**DATA TO PROCESS:**
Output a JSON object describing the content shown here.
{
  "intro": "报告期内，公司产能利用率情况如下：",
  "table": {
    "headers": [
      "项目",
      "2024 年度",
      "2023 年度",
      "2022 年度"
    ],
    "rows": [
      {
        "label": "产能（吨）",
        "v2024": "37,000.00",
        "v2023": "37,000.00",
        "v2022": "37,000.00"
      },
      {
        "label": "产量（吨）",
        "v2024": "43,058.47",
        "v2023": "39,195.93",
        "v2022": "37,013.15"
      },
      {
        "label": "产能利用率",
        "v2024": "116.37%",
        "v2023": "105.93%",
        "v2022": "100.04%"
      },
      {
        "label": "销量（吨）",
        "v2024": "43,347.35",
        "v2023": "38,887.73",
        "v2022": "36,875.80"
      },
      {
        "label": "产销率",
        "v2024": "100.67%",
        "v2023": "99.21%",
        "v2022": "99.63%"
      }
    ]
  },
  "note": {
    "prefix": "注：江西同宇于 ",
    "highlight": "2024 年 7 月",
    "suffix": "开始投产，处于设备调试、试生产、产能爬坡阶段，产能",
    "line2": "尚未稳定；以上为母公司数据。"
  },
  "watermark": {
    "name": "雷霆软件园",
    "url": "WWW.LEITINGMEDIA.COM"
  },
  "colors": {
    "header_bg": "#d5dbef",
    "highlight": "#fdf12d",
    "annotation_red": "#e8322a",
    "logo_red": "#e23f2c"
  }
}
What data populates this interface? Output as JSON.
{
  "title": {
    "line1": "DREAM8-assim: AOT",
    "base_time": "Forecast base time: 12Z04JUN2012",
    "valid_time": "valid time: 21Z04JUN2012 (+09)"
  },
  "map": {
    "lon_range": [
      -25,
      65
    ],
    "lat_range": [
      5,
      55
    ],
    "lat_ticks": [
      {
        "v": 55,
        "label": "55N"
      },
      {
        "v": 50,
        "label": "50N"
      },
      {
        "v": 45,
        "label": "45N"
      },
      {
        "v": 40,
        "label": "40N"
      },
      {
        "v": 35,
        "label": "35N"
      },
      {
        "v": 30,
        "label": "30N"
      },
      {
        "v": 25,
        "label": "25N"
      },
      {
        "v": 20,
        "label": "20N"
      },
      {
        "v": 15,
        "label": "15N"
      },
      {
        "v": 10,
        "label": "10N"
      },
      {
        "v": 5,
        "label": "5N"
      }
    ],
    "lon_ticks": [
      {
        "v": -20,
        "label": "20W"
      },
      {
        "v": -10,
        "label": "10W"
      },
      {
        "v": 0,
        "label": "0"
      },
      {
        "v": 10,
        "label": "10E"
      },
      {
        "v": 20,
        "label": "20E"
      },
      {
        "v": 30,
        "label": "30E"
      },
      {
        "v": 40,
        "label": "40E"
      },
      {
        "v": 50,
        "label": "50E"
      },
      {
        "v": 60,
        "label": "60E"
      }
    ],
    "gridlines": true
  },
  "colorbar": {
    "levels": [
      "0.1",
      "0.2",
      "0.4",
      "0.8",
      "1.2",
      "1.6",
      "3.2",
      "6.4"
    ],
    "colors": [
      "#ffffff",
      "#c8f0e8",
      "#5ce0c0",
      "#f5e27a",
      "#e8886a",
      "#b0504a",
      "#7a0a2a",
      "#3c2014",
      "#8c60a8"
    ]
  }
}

**TASK:**
The records above must be output exactly, in full.

**COMPLETE RESPONSE:**
Output a JSON object describing the content shown here.
{
  "intro": "报告期内，公司产能利用率情况如下：",
  "table": {
    "headers": [
      "项目",
      "2024 年度",
      "2023 年度",
      "2022 年度"
    ],
    "rows": [
      {
        "label": "产能（吨）",
        "v2024": "37,000.00",
        "v2023": "37,000.00",
        "v2022": "37,000.00"
      },
      {
        "label": "产量（吨）",
        "v2024": "43,058.47",
        "v2023": "39,195.93",
        "v2022": "37,013.15"
      },
      {
        "label": "产能利用率",
        "v2024": "116.37%",
        "v2023": "105.93%",
        "v2022": "100.04%"
      },
      {
        "label": "销量（吨）",
        "v2024": "43,347.35",
        "v2023": "38,887.73",
        "v2022": "36,875.80"
      },
      {
        "label": "产销率",
        "v2024": "100.67%",
        "v2023": "99.21%",
        "v2022": "99.63%"
      }
    ]
  },
  "note": {
    "prefix": "注：江西同宇于 ",
    "highlight": "2024 年 7 月",
    "suffix": "开始投产，处于设备调试、试生产、产能爬坡阶段，产能",
    "line2": "尚未稳定；以上为母公司数据。"
  },
  "watermark": {
    "name": "雷霆软件园",
    "url": "WWW.LEITINGMEDIA.COM"
  },
  "colors": {
    "header_bg": "#d5dbef",
    "highlight": "#fdf12d",
    "annotation_red": "#e8322a",
    "logo_red": "#e23f2c"
  }
}
What data populates this interface? Output as JSON.
{
  "title": {
    "line1": "DREAM8-assim: AOT",
    "base_time": "Forecast base time: 12Z04JUN2012",
    "valid_time": "valid time: 21Z04JUN2012 (+09)"
  },
  "map": {
    "lon_range": [
      -25,
      65
    ],
    "lat_range": [
      5,
      55
    ],
    "lat_ticks": [
      {
        "v": 55,
        "label": "55N"
      },
      {
        "v": 50,
        "label": "50N"
      },
      {
        "v": 45,
        "label": "45N"
      },
      {
        "v": 40,
        "label": "40N"
      },
      {
        "v": 35,
        "label": "35N"
      },
      {
        "v": 30,
        "label": "30N"
      },
      {
        "v": 25,
        "label": "25N"
      },
      {
        "v": 20,
        "label": "20N"
      },
      {
        "v": 15,
        "label": "15N"
      },
      {
        "v": 10,
        "label": "10N"
      },
      {
        "v": 5,
        "label": "5N"
      }
    ],
    "lon_ticks": [
      {
        "v": -20,
        "label": "20W"
      },
      {
        "v": -10,
        "label": "10W"
      },
      {
        "v": 0,
        "label": "0"
      },
      {
        "v": 10,
        "label": "10E"
      },
      {
        "v": 20,
        "label": "20E"
      },
      {
        "v": 30,
        "label": "30E"
      },
      {
        "v": 40,
        "label": "40E"
      },
      {
        "v": 50,
        "label": "50E"
      },
      {
        "v": 60,
        "label": "60E"
      }
    ],
    "gridlines": true
  },
  "colorbar": {
    "levels": [
      "0.1",
      "0.2",
      "0.4",
      "0.8",
      "1.2",
      "1.6",
      "3.2",
      "6.4"
    ],
    "colors": [
      "#ffffff",
      "#c8f0e8",
      "#5ce0c0",
      "#f5e27a",
      "#e8886a",
      "#b0504a",
      "#7a0a2a",
      "#3c2014",
      "#8c60a8"
    ]
  }
}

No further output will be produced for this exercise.